Go over the entries below line by line, copying each one that contains the word "current".

◇ ◇ ◇

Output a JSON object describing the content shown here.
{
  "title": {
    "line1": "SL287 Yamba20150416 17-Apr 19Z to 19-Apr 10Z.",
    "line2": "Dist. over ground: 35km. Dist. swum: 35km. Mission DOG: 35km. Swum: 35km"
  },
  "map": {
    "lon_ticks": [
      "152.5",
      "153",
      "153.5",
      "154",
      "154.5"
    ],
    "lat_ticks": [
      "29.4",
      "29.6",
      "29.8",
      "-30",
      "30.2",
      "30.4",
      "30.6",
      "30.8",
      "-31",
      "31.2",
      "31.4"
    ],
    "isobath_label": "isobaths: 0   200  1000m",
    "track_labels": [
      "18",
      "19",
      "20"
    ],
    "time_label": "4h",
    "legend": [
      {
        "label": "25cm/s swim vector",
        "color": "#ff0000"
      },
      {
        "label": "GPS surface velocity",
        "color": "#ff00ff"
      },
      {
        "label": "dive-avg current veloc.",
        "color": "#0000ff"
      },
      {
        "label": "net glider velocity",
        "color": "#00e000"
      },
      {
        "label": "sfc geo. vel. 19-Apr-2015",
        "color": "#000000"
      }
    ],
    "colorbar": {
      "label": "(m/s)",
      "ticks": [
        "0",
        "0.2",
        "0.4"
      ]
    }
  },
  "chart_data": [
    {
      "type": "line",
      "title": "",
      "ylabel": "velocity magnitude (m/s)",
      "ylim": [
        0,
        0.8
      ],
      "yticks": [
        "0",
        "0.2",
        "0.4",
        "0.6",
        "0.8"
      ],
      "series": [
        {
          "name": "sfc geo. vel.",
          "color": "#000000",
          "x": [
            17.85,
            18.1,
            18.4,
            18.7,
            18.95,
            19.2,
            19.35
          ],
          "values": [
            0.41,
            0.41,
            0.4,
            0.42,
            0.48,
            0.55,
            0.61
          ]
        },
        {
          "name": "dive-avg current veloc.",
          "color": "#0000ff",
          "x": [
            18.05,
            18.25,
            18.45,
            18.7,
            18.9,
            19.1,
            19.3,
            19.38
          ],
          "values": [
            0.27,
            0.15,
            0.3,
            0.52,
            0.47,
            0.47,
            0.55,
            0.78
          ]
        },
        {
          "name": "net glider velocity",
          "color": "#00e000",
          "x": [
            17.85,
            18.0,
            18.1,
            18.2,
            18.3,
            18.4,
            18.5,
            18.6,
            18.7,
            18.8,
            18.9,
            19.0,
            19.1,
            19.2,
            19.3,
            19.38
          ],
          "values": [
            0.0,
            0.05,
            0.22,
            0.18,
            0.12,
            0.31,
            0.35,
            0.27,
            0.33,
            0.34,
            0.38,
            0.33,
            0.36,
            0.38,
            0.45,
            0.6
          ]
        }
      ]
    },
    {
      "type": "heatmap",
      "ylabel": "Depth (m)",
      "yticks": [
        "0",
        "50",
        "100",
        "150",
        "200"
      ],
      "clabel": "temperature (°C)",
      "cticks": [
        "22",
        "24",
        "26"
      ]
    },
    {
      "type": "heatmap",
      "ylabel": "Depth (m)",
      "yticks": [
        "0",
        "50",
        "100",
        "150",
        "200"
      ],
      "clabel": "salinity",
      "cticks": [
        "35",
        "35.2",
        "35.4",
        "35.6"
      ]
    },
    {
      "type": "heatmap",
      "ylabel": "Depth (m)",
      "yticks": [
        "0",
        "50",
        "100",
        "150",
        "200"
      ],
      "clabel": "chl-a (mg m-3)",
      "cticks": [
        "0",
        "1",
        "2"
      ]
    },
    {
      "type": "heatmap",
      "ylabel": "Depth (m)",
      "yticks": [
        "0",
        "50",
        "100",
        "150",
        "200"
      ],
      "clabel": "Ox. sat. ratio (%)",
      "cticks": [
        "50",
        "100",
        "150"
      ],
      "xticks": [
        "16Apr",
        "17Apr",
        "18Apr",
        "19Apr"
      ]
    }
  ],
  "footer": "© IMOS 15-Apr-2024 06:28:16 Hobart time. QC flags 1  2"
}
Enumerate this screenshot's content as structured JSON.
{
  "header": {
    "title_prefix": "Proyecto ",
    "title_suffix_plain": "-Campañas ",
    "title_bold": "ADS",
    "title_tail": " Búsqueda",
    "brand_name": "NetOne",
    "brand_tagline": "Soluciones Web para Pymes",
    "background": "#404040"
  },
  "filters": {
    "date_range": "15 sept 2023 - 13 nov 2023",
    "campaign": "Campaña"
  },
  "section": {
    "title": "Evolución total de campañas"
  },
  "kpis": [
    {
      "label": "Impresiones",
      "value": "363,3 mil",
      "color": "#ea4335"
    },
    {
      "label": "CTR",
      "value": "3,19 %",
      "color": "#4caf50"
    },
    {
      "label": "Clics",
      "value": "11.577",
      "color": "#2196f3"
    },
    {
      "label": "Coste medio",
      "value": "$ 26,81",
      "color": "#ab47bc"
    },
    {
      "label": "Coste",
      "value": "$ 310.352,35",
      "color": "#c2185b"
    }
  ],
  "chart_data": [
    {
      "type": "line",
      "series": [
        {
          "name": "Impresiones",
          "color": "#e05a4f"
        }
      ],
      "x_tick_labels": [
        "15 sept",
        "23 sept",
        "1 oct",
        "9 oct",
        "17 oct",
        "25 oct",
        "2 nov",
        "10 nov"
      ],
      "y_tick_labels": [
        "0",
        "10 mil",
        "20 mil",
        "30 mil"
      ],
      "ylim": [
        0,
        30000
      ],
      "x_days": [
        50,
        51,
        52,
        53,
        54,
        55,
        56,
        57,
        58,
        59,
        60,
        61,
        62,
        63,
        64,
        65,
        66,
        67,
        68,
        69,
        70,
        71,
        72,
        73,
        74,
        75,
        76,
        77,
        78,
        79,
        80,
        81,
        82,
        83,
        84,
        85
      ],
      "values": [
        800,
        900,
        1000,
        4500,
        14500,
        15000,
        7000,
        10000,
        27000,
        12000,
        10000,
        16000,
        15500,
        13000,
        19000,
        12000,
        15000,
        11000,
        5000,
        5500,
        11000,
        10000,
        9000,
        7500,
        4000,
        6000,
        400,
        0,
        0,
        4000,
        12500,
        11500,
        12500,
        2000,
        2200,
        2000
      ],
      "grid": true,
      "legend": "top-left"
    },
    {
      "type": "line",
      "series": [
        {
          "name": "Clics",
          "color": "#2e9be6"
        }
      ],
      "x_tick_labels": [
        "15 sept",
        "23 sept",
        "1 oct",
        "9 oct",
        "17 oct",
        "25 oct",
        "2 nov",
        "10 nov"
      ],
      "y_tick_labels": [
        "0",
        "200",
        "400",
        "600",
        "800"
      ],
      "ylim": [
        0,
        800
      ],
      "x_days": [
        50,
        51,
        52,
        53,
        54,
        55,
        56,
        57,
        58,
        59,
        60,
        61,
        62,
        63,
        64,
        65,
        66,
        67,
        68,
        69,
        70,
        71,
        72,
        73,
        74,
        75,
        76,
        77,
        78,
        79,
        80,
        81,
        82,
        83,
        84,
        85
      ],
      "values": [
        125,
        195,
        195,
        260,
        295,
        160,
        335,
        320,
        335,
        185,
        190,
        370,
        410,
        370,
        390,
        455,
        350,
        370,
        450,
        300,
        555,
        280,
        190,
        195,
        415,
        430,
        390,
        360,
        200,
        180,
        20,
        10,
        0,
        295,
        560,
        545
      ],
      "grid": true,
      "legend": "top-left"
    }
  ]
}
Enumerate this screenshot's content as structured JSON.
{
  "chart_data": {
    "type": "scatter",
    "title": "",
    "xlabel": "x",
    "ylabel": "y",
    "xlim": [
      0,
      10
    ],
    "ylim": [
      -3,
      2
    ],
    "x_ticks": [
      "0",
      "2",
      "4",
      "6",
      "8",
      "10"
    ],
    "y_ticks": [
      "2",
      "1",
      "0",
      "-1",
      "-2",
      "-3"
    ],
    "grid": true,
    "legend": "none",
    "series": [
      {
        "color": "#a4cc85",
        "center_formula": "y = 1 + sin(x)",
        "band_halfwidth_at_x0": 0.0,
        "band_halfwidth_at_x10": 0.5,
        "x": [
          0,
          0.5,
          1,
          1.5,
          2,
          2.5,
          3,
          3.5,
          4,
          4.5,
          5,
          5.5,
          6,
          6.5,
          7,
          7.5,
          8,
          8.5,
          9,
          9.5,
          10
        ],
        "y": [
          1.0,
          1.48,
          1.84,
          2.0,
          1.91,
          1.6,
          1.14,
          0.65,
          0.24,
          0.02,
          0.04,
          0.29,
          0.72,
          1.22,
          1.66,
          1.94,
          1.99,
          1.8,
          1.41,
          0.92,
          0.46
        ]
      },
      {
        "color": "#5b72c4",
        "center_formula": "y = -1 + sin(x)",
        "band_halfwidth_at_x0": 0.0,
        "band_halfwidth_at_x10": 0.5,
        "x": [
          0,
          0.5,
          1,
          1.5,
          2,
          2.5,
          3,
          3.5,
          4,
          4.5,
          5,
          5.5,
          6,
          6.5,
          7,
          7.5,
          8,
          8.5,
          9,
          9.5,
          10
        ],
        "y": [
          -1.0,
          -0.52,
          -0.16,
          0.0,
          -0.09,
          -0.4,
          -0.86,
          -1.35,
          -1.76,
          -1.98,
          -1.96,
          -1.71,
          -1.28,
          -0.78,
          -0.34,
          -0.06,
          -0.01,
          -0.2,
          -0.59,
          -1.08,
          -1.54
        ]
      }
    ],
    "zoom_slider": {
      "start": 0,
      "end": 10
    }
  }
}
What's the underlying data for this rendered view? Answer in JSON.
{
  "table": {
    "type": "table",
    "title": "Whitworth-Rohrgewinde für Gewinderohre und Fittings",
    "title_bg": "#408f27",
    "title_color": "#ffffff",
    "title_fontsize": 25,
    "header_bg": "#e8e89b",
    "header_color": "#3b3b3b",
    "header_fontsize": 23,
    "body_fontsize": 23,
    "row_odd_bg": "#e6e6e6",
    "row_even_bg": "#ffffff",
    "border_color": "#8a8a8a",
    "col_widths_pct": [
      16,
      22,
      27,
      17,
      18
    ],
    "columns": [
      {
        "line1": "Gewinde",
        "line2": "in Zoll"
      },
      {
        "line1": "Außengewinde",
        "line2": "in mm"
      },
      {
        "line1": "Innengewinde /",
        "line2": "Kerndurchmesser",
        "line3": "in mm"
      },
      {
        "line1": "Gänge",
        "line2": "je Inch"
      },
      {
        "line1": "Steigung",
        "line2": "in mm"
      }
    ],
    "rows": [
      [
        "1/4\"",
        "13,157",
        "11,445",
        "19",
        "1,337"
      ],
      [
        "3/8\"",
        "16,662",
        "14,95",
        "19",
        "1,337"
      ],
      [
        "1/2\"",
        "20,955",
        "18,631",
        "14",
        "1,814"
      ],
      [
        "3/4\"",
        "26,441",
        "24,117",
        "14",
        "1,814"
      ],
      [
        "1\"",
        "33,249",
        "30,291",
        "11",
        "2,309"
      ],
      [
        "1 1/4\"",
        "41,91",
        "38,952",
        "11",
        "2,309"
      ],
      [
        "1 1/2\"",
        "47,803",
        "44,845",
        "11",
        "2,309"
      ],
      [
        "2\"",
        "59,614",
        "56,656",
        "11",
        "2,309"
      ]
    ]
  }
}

◇ ◇ ◇

* [Answer below]
        "label": "dive-avg current veloc.",
          "name": "dive-avg current veloc.",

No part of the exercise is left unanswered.